> **Task statement**
Please write out the material below exactly as given.

.....

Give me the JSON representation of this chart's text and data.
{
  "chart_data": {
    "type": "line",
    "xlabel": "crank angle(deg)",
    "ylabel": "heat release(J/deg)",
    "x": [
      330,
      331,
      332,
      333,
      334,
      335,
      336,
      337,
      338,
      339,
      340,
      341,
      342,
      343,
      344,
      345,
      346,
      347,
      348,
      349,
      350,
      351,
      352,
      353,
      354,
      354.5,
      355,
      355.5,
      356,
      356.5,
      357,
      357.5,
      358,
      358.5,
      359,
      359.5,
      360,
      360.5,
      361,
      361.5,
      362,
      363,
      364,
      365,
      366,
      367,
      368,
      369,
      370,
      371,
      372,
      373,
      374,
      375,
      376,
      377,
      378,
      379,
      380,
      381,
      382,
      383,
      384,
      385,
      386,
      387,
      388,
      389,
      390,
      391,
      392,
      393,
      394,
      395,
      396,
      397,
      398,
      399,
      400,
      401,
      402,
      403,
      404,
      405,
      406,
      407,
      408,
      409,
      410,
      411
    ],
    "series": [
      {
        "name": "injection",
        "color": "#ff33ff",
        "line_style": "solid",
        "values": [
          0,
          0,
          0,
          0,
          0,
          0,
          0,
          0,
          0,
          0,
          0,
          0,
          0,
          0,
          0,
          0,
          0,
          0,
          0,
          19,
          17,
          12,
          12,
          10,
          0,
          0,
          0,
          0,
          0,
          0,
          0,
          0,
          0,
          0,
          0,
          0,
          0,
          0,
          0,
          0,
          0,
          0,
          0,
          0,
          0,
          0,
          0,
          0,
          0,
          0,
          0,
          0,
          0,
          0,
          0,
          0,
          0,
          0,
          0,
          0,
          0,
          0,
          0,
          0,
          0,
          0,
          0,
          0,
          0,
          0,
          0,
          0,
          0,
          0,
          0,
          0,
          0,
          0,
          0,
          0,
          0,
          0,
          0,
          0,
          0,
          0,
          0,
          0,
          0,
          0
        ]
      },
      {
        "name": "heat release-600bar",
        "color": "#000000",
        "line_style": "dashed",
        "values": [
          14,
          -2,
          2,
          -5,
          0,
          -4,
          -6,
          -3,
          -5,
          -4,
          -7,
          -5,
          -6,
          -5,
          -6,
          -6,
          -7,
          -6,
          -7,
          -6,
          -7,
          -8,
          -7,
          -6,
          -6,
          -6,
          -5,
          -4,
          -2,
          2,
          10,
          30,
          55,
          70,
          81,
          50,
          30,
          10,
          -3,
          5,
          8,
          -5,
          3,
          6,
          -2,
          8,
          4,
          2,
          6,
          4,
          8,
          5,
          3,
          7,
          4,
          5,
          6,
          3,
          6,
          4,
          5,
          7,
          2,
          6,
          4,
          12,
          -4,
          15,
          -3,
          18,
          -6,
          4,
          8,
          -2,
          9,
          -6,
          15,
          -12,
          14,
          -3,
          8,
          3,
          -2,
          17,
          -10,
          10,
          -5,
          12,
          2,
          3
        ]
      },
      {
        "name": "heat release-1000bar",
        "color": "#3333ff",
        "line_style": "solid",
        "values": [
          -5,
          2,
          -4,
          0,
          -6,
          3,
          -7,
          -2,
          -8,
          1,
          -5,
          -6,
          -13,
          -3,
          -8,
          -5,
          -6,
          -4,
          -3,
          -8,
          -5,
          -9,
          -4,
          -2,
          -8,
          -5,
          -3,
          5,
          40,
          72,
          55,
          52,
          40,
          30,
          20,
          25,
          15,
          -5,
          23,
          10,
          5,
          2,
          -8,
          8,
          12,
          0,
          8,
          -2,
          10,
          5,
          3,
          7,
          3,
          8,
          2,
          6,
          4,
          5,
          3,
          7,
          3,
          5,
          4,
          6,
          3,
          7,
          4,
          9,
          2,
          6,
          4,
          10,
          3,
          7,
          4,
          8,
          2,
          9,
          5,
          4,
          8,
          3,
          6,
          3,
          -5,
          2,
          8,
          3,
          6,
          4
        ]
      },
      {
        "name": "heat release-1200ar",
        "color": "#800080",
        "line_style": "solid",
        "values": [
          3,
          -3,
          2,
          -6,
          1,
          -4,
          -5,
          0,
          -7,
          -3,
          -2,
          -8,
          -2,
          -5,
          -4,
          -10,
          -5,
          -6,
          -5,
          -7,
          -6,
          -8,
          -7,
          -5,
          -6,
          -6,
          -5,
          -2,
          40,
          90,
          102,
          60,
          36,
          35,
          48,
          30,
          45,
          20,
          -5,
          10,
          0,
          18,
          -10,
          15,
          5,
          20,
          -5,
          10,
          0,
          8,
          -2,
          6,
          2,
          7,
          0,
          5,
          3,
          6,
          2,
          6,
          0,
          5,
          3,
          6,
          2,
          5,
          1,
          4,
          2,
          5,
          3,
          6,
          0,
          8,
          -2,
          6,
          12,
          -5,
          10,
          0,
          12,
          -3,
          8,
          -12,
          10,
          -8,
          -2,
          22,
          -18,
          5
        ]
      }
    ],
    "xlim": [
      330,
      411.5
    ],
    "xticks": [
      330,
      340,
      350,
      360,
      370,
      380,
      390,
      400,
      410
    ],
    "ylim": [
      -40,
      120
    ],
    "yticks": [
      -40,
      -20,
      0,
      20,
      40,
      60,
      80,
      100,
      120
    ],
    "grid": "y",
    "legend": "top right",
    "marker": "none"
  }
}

.....

> **Final answer**
Give me the JSON representation of this chart's text and data.
{
  "chart_data": {
    "type": "line",
    "xlabel": "crank angle(deg)",
    "ylabel": "heat release(J/deg)",
    "x": [
      330,
      331,
      332,
      333,
      334,
      335,
      336,
      337,
      338,
      339,
      340,
      341,
      342,
      343,
      344,
      345,
      346,
      347,
      348,
      349,
      350,
      351,
      352,
      353,
      354,
      354.5,
      355,
      355.5,
      356,
      356.5,
      357,
      357.5,
      358,
      358.5,
      359,
      359.5,
      360,
      360.5,
      361,
      361.5,
      362,
      363,
      364,
      365,
      366,
      367,
      368,
      369,
      370,
      371,
      372,
      373,
      374,
      375,
      376,
      377,
      378,
      379,
      380,
      381,
      382,
      383,
      384,
      385,
      386,
      387,
      388,
      389,
      390,
      391,
      392,
      393,
      394,
      395,
      396,
      397,
      398,
      399,
      400,
      401,
      402,
      403,
      404,
      405,
      406,
      407,
      408,
      409,
      410,
      411
    ],
    "series": [
      {
        "name": "injection",
        "color": "#ff33ff",
        "line_style": "solid",
        "values": [
          0,
          0,
          0,
          0,
          0,
          0,
          0,
          0,
          0,
          0,
          0,
          0,
          0,
          0,
          0,
          0,
          0,
          0,
          0,
          19,
          17,
          12,
          12,
          10,
          0,
          0,
          0,
          0,
          0,
          0,
          0,
          0,
          0,
          0,
          0,
          0,
          0,
          0,
          0,
          0,
          0,
          0,
          0,
          0,
          0,
          0,
          0,
          0,
          0,
          0,
          0,
          0,
          0,
          0,
          0,
          0,
          0,
          0,
          0,
          0,
          0,
          0,
          0,
          0,
          0,
          0,
          0,
          0,
          0,
          0,
          0,
          0,
          0,
          0,
          0,
          0,
          0,
          0,
          0,
          0,
          0,
          0,
          0,
          0,
          0,
          0,
          0,
          0,
          0,
          0
        ]
      },
      {
        "name": "heat release-600bar",
        "color": "#000000",
        "line_style": "dashed",
        "values": [
          14,
          -2,
          2,
          -5,
          0,
          -4,
          -6,
          -3,
          -5,
          -4,
          -7,
          -5,
          -6,
          -5,
          -6,
          -6,
          -7,
          -6,
          -7,
          -6,
          -7,
          -8,
          -7,
          -6,
          -6,
          -6,
          -5,
          -4,
          -2,
          2,
          10,
          30,
          55,
          70,
          81,
          50,
          30,
          10,
          -3,
          5,
          8,
          -5,
          3,
          6,
          -2,
          8,
          4,
          2,
          6,
          4,
          8,
          5,
          3,
          7,
          4,
          5,
          6,
          3,
          6,
          4,
          5,
          7,
          2,
          6,
          4,
          12,
          -4,
          15,
          -3,
          18,
          -6,
          4,
          8,
          -2,
          9,
          -6,
          15,
          -12,
          14,
          -3,
          8,
          3,
          -2,
          17,
          -10,
          10,
          -5,
          12,
          2,
          3
        ]
      },
      {
        "name": "heat release-1000bar",
        "color": "#3333ff",
        "line_style": "solid",
        "values": [
          -5,
          2,
          -4,
          0,
          -6,
          3,
          -7,
          -2,
          -8,
          1,
          -5,
          -6,
          -13,
          -3,
          -8,
          -5,
          -6,
          -4,
          -3,
          -8,
          -5,
          -9,
          -4,
          -2,
          -8,
          -5,
          -3,
          5,
          40,
          72,
          55,
          52,
          40,
          30,
          20,
          25,
          15,
          -5,
          23,
          10,
          5,
          2,
          -8,
          8,
          12,
          0,
          8,
          -2,
          10,
          5,
          3,
          7,
          3,
          8,
          2,
          6,
          4,
          5,
          3,
          7,
          3,
          5,
          4,
          6,
          3,
          7,
          4,
          9,
          2,
          6,
          4,
          10,
          3,
          7,
          4,
          8,
          2,
          9,
          5,
          4,
          8,
          3,
          6,
          3,
          -5,
          2,
          8,
          3,
          6,
          4
        ]
      },
      {
        "name": "heat release-1200ar",
        "color": "#800080",
        "line_style": "solid",
        "values": [
          3,
          -3,
          2,
          -6,
          1,
          -4,
          -5,
          0,
          -7,
          -3,
          -2,
          -8,
          -2,
          -5,
          -4,
          -10,
          -5,
          -6,
          -5,
          -7,
          -6,
          -8,
          -7,
          -5,
          -6,
          -6,
          -5,
          -2,
          40,
          90,
          102,
          60,
          36,
          35,
          48,
          30,
          45,
          20,
          -5,
          10,
          0,
          18,
          -10,
          15,
          5,
          20,
          -5,
          10,
          0,
          8,
          -2,
          6,
          2,
          7,
          0,
          5,
          3,
          6,
          2,
          6,
          0,
          5,
          3,
          6,
          2,
          5,
          1,
          4,
          2,
          5,
          3,
          6,
          0,
          8,
          -2,
          6,
          12,
          -5,
          10,
          0,
          12,
          -3,
          8,
          -12,
          10,
          -8,
          -2,
          22,
          -18,
          5
        ]
      }
    ],
    "xlim": [
      330,
      411.5
    ],
    "xticks": [
      330,
      340,
      350,
      360,
      370,
      380,
      390,
      400,
      410
    ],
    "ylim": [
      -40,
      120
    ],
    "yticks": [
      -40,
      -20,
      0,
      20,
      40,
      60,
      80,
      100,
      120
    ],
    "grid": "y",
    "legend": "top right",
    "marker": "none"
  }
}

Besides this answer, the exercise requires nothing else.